Given passage:
That illustrated effort would later be used as an audition to write and draw a superhero series for a major comic book publisher. My tenure on that franchise coupled with my history as a progenitor and curator of personal webcomics would alert a keen editor to have me pitch and successfully sell an original, creator-owned Red Hook webcomic series. And at age 52, I'm currently experiencing a creative autonomy that I know won't last, which means I need to work even harder.

That first night at my fourth residency at Yaddo in the late summer of 2019, I stared at the blank page and wondered how the hell I was going to crack and complete the script for a 130-page graphic novel in one month. Deadlines are great motivators but there's no guarantee. So I panicked, banged my head against the wall, and then … I did something I never do. I procrastinated. I don't procrastinate very well. 

I also don't like carrots.

Yaddo is famous for slipping a wax bag of sliced carrots into our lunch pails. It's a tradition. For the first three days of my residency, I made myself eat them. But, then my philistine distaste for the sweet, snappy root took over, despite the fact that I'm slowly going blind and EVERYONE knows carrots are good for your eyes. Still, aren’t pain and suffering the bedrock of art?

((cough))

I accumulated a tower of carrot sticks in the corner of my writing desk which looked down at the colony entrance from the second-floor window. It’s a busy corner where artists, staff, and visitors come and go, including groundhogs, who worm their way around the grassy knolls and disappear into black holes.

Data entries:
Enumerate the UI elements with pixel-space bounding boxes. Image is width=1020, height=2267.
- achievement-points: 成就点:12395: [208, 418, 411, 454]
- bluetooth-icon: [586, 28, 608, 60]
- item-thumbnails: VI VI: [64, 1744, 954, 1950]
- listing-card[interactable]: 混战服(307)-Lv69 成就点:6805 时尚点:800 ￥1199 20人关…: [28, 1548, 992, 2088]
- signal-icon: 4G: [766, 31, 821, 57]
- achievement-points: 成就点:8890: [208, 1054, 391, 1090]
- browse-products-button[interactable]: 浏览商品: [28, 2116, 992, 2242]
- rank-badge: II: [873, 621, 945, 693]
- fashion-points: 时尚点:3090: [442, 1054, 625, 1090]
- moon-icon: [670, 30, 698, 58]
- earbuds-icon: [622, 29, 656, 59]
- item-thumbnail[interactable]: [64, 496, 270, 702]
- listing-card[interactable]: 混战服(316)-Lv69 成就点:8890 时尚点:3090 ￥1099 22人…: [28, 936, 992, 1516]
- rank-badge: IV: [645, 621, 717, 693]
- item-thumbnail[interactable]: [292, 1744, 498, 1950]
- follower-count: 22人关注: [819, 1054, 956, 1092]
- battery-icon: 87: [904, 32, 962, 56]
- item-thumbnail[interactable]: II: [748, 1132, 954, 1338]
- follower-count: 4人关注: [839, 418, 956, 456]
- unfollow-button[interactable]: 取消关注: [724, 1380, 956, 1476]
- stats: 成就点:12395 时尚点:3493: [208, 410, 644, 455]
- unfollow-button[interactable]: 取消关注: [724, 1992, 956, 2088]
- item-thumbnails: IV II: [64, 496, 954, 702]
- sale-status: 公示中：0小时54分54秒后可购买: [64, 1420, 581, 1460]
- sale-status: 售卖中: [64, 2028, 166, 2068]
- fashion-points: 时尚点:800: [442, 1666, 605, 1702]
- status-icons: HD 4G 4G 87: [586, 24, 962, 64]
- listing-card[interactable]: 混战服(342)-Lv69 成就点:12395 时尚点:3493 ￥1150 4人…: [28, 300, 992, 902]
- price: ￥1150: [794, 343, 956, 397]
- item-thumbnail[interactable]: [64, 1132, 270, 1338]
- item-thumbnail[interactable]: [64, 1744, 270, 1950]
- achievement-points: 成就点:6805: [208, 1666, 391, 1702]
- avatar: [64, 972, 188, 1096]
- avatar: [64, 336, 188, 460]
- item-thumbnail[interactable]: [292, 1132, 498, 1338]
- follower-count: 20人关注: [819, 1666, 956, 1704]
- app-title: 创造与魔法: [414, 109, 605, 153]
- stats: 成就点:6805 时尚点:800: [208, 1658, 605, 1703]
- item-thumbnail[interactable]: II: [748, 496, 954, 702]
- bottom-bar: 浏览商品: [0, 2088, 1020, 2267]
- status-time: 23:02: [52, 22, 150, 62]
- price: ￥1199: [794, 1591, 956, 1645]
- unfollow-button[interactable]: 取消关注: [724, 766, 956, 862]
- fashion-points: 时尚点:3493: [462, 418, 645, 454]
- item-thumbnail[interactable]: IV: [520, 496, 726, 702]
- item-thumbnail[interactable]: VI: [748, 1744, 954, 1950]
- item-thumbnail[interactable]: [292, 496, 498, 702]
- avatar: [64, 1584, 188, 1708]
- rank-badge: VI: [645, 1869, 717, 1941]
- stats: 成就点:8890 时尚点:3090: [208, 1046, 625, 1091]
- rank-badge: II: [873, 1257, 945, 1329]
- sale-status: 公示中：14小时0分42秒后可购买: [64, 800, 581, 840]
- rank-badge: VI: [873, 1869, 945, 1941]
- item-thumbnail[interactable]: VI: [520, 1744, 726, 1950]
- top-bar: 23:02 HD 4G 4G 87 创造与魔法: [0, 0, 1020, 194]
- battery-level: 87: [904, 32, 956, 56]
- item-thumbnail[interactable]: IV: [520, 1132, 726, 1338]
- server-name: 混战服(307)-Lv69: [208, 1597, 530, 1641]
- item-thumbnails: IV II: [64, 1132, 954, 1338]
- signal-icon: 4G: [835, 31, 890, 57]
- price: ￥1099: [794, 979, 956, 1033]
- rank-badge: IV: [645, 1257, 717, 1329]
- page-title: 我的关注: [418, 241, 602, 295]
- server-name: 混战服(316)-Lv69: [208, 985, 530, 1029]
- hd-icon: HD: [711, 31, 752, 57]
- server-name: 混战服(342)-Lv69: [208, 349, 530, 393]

Exercises:
a) In the residency essay, swap "late summer" for "early fall" and write out the part from "That illustrated effort" to "procrastinate very well." with that change.
b) Put the listing into a numbered list, from its first line through the line with "- sale-status: 公示中：0小时54分54秒后可购买: [64, 1420, 581, 1460]", leaving out blank lines.
The essay and the listing were taken from unrelated sources.

Answers in order:
a)
That illustrated effort would later be used as an audition to write and draw a superhero series for a major comic book publisher. My tenure on that franchise coupled with my history as a progenitor and curator of personal webcomics would alert a keen editor to have me pitch and successfully sell an original, creator-owned Red Hook webcomic series. And at age 52, I'm currently experiencing a creative autonomy that I know won't last, which means I need to work even harder.

That first night at my fourth residency at Yaddo in the early fall of 2019, I stared at the blank page and wondered how the hell I was going to crack and complete the script for a 130-page graphic novel in one month. Deadlines are great motivators but there's no guarantee. So I panicked, banged my head against the wall, and then … I did something I never do. I procrastinated. I don't procrastinate very well.

b)
1. Enumerate the UI elements with pixel-space bounding boxes. Image is width=1020, height=2267.
2. - achievement-points: 成就点:12395: [208, 418, 411, 454]
3. - bluetooth-icon: [586, 28, 608, 60]
4. - item-thumbnails: VI VI: [64, 1744, 954, 1950]
5. - listing-card[interactable]: 混战服(307)-Lv69 成就点:6805 时尚点:800 ￥1199 20人关…: [28, 1548, 992, 2088]
6. - signal-icon: 4G: [766, 31, 821, 57]
7. - achievement-points: 成就点:8890: [208, 1054, 391, 1090]
8. - browse-products-button[interactable]: 浏览商品: [28, 2116, 992, 2242]
9. - rank-badge: II: [873, 621, 945, 693]
10. - fashion-points: 时尚点:3090: [442, 1054, 625, 1090]
11. - moon-icon: [670, 30, 698, 58]
12. - earbuds-icon: [622, 29, 656, 59]
13. - item-thumbnail[interactable]: [64, 496, 270, 702]
14. - listing-card[interactable]: 混战服(316)-Lv69 成就点:8890 时尚点:3090 ￥1099 22人…: [28, 936, 992, 1516]
15. - rank-badge: IV: [645, 621, 717, 693]
16. - item-thumbnail[interactable]: [292, 1744, 498, 1950]
17. - follower-count: 22人关注: [819, 1054, 956, 1092]
18. - battery-icon: 87: [904, 32, 962, 56]
19. - item-thumbnail[interactable]: II: [748, 1132, 954, 1338]
20. - follower-count: 4人关注: [839, 418, 956, 456]
21. - unfollow-button[interactable]: 取消关注: [724, 1380, 956, 1476]
22. - stats: 成就点:12395 时尚点:3493: [208, 410, 644, 455]
23. - unfollow-button[interactable]: 取消关注: [724, 1992, 956, 2088]
24. - item-thumbnails: IV II: [64, 496, 954, 702]
25. - sale-status: 公示中：0小时54分54秒后可购买: [64, 1420, 581, 1460]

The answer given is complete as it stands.